Extracts from a graphics dataset:
· · · ·
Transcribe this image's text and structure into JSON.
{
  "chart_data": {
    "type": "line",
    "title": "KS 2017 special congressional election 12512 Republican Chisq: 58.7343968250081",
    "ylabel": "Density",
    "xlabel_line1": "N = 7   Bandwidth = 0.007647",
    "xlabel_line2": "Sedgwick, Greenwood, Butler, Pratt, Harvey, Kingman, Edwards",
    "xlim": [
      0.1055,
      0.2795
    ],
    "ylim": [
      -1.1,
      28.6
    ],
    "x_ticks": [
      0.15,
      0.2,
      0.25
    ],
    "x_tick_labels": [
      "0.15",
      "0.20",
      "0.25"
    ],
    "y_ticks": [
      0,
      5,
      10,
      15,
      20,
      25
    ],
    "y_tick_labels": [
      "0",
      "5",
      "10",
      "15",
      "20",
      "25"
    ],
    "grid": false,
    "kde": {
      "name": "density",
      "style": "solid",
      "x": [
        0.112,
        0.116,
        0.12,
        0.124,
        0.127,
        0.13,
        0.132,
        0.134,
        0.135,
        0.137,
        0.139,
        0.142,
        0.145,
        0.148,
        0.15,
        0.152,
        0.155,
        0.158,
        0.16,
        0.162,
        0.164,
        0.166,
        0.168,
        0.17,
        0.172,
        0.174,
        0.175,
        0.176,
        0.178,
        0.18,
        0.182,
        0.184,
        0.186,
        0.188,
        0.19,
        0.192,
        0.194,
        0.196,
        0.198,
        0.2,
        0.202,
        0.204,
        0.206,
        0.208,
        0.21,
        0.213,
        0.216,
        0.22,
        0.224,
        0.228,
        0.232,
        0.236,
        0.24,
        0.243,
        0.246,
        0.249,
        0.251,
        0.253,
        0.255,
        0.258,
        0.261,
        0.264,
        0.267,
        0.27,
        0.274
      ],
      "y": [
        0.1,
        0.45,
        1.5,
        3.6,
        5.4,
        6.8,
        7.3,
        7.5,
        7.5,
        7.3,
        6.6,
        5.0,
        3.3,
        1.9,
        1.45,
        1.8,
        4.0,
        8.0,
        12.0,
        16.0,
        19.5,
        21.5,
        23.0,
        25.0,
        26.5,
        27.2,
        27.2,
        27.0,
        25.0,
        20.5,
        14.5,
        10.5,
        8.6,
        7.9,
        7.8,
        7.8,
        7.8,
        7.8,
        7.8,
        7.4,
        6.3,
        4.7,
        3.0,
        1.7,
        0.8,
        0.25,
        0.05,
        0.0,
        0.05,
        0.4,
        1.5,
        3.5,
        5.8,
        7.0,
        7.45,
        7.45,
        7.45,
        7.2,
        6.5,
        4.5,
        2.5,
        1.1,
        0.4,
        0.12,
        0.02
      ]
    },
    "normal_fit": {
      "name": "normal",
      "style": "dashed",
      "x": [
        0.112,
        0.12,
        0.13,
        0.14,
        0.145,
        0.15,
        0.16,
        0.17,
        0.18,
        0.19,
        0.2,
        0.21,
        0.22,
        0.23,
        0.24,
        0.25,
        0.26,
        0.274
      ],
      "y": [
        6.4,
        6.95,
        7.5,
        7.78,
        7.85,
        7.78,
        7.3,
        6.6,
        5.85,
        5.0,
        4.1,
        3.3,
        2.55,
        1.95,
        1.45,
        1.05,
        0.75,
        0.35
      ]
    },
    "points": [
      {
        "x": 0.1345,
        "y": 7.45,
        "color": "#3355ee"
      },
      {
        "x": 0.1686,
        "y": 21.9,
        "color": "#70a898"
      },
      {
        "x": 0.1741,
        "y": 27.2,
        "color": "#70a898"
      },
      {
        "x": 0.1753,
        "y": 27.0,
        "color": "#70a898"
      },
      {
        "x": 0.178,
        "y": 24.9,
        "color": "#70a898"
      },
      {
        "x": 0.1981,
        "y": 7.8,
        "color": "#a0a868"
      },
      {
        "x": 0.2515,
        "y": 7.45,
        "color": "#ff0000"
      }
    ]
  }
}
· · · ·
* **PROBLEM DESCRIPTION**
Each record must be returned exactly as it is written.

* **WRITTEN SOLUTION**
Transcribe this image's text and structure into JSON.
{
  "chart_data": {
    "type": "line",
    "title": "KS 2017 special congressional election 12512 Republican Chisq: 58.7343968250081",
    "ylabel": "Density",
    "xlabel_line1": "N = 7   Bandwidth = 0.007647",
    "xlabel_line2": "Sedgwick, Greenwood, Butler, Pratt, Harvey, Kingman, Edwards",
    "xlim": [
      0.1055,
      0.2795
    ],
    "ylim": [
      -1.1,
      28.6
    ],
    "x_ticks": [
      0.15,
      0.2,
      0.25
    ],
    "x_tick_labels": [
      "0.15",
      "0.20",
      "0.25"
    ],
    "y_ticks": [
      0,
      5,
      10,
      15,
      20,
      25
    ],
    "y_tick_labels": [
      "0",
      "5",
      "10",
      "15",
      "20",
      "25"
    ],
    "grid": false,
    "kde": {
      "name": "density",
      "style": "solid",
      "x": [
        0.112,
        0.116,
        0.12,
        0.124,
        0.127,
        0.13,
        0.132,
        0.134,
        0.135,
        0.137,
        0.139,
        0.142,
        0.145,
        0.148,
        0.15,
        0.152,
        0.155,
        0.158,
        0.16,
        0.162,
        0.164,
        0.166,
        0.168,
        0.17,
        0.172,
        0.174,
        0.175,
        0.176,
        0.178,
        0.18,
        0.182,
        0.184,
        0.186,
        0.188,
        0.19,
        0.192,
        0.194,
        0.196,
        0.198,
        0.2,
        0.202,
        0.204,
        0.206,
        0.208,
        0.21,
        0.213,
        0.216,
        0.22,
        0.224,
        0.228,
        0.232,
        0.236,
        0.24,
        0.243,
        0.246,
        0.249,
        0.251,
        0.253,
        0.255,
        0.258,
        0.261,
        0.264,
        0.267,
        0.27,
        0.274
      ],
      "y": [
        0.1,
        0.45,
        1.5,
        3.6,
        5.4,
        6.8,
        7.3,
        7.5,
        7.5,
        7.3,
        6.6,
        5.0,
        3.3,
        1.9,
        1.45,
        1.8,
        4.0,
        8.0,
        12.0,
        16.0,
        19.5,
        21.5,
        23.0,
        25.0,
        26.5,
        27.2,
        27.2,
        27.0,
        25.0,
        20.5,
        14.5,
        10.5,
        8.6,
        7.9,
        7.8,
        7.8,
        7.8,
        7.8,
        7.8,
        7.4,
        6.3,
        4.7,
        3.0,
        1.7,
        0.8,
        0.25,
        0.05,
        0.0,
        0.05,
        0.4,
        1.5,
        3.5,
        5.8,
        7.0,
        7.45,
        7.45,
        7.45,
        7.2,
        6.5,
        4.5,
        2.5,
        1.1,
        0.4,
        0.12,
        0.02
      ]
    },
    "normal_fit": {
      "name": "normal",
      "style": "dashed",
      "x": [
        0.112,
        0.12,
        0.13,
        0.14,
        0.145,
        0.15,
        0.16,
        0.17,
        0.18,
        0.19,
        0.2,
        0.21,
        0.22,
        0.23,
        0.24,
        0.25,
        0.26,
        0.274
      ],
      "y": [
        6.4,
        6.95,
        7.5,
        7.78,
        7.85,
        7.78,
        7.3,
        6.6,
        5.85,
        5.0,
        4.1,
        3.3,
        2.55,
        1.95,
        1.45,
        1.05,
        0.75,
        0.35
      ]
    },
    "points": [
      {
        "x": 0.1345,
        "y": 7.45,
        "color": "#3355ee"
      },
      {
        "x": 0.1686,
        "y": 21.9,
        "color": "#70a898"
      },
      {
        "x": 0.1741,
        "y": 27.2,
        "color": "#70a898"
      },
      {
        "x": 0.1753,
        "y": 27.0,
        "color": "#70a898"
      },
      {
        "x": 0.178,
        "y": 24.9,
        "color": "#70a898"
      },
      {
        "x": 0.1981,
        "y": 7.8,
        "color": "#a0a868"
      },
      {
        "x": 0.2515,
        "y": 7.45,
        "color": "#ff0000"
      }
    ]
  }
}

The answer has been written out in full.